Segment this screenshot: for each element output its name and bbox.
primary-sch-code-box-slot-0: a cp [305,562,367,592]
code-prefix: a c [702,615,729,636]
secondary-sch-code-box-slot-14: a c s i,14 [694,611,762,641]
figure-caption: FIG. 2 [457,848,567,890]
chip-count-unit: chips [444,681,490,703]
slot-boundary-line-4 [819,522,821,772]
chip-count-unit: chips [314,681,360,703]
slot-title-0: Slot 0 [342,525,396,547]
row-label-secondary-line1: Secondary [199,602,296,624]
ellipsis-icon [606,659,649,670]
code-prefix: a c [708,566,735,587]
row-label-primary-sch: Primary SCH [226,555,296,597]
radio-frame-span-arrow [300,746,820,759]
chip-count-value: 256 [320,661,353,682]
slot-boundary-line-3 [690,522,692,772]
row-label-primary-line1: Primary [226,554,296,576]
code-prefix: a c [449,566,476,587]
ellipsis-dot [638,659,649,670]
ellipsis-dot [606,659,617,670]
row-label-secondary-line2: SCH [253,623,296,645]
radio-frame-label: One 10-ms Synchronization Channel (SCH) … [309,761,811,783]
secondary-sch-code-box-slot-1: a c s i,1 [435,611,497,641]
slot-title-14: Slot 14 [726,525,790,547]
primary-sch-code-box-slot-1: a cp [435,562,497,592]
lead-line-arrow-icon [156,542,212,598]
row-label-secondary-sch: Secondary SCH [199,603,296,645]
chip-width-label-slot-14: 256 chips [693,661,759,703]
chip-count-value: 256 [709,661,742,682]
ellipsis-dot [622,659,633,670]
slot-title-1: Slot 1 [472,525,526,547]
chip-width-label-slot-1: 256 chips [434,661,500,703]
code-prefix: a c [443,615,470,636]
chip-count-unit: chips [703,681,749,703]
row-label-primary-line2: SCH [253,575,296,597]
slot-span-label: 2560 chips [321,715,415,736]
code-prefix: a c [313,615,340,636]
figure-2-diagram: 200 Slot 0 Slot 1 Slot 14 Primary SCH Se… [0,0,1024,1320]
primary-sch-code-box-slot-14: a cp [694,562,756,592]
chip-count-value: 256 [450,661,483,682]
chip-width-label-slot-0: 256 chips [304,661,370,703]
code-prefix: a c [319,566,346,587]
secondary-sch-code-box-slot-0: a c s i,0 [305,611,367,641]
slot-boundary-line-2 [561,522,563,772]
....................
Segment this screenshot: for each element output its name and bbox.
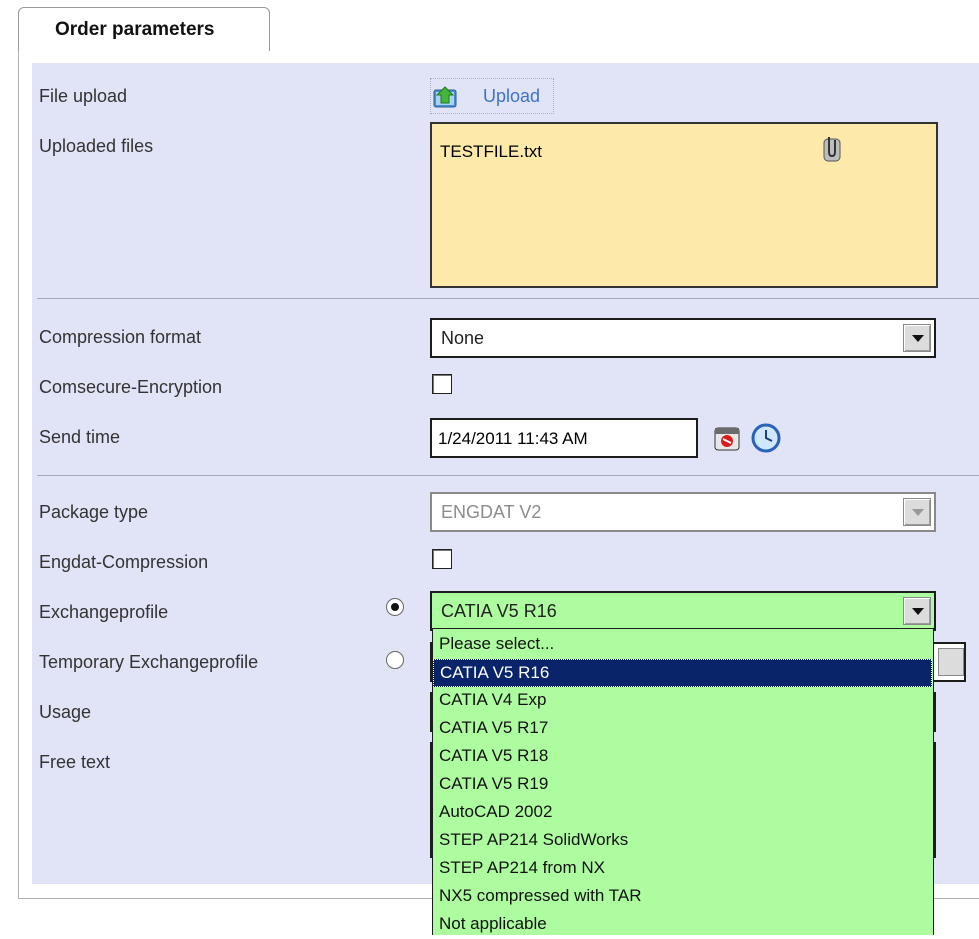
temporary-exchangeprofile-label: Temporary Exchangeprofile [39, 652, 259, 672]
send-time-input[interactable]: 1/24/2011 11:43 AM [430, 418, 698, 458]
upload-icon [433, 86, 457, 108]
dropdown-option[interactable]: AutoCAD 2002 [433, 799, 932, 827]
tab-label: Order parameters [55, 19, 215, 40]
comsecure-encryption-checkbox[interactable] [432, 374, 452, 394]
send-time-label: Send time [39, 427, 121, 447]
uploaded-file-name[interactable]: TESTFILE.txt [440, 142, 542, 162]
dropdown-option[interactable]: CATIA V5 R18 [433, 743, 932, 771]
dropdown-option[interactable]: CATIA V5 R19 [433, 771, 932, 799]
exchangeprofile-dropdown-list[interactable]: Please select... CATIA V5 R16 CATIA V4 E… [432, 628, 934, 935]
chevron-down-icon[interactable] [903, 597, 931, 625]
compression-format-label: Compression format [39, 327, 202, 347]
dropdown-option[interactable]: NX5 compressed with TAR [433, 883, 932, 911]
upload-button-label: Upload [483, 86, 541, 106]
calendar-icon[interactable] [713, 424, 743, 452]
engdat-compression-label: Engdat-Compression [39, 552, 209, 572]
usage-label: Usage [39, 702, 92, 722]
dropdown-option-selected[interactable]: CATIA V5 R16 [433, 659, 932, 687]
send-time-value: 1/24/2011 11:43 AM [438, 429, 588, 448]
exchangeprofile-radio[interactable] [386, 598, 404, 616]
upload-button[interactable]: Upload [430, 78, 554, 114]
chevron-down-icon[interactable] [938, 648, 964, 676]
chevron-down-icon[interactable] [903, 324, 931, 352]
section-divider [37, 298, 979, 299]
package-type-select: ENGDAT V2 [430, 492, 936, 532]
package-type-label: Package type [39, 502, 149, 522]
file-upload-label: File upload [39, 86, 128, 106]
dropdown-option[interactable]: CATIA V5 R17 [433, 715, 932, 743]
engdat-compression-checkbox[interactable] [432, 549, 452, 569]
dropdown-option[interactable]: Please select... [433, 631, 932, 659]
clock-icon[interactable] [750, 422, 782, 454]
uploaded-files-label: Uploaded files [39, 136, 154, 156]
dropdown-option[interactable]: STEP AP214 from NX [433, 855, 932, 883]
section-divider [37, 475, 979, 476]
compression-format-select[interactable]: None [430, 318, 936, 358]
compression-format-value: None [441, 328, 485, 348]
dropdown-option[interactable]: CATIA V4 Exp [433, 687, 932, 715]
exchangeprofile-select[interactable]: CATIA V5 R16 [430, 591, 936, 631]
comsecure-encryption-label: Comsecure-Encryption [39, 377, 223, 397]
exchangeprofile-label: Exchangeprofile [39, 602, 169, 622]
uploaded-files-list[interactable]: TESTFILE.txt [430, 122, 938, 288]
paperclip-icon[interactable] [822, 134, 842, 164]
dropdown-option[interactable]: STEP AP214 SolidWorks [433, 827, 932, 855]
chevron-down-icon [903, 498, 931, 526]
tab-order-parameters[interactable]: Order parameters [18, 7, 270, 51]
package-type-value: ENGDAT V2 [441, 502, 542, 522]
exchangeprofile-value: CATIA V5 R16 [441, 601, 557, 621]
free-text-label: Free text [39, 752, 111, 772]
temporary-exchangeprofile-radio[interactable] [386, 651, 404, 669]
....................
Direction: Reproduce, unchanged, the lines of the records above, starting with the line that contains "temporary-exchangeprofile-label: Temporary Exchangeprofile" and going on through the line that contains "usage-label: Usage [39, 702, 92, 722]". Include both of those lines.

Problem solution:
temporary-exchangeprofile-label: Temporary Exchangeprofile [39, 652, 259, 672]
send-time-input[interactable]: 1/24/2011 11:43 AM [430, 418, 698, 458]
upload-icon [433, 86, 457, 108]
dropdown-option[interactable]: AutoCAD 2002 [433, 799, 932, 827]
tab-label: Order parameters [55, 19, 215, 40]
comsecure-encryption-checkbox[interactable] [432, 374, 452, 394]
send-time-label: Send time [39, 427, 121, 447]
uploaded-file-name[interactable]: TESTFILE.txt [440, 142, 542, 162]
dropdown-option[interactable]: CATIA V5 R18 [433, 743, 932, 771]
dropdown-option[interactable]: CATIA V5 R19 [433, 771, 932, 799]
exchangeprofile-dropdown-list[interactable]: Please select... CATIA V5 R16 CATIA V4 E… [432, 628, 934, 935]
chevron-down-icon[interactable] [903, 597, 931, 625]
compression-format-label: Compression format [39, 327, 202, 347]
dropdown-option[interactable]: NX5 compressed with TAR [433, 883, 932, 911]
upload-button-label: Upload [483, 86, 541, 106]
calendar-icon[interactable] [713, 424, 743, 452]
engdat-compression-label: Engdat-Compression [39, 552, 209, 572]
usage-label: Usage [39, 702, 92, 722]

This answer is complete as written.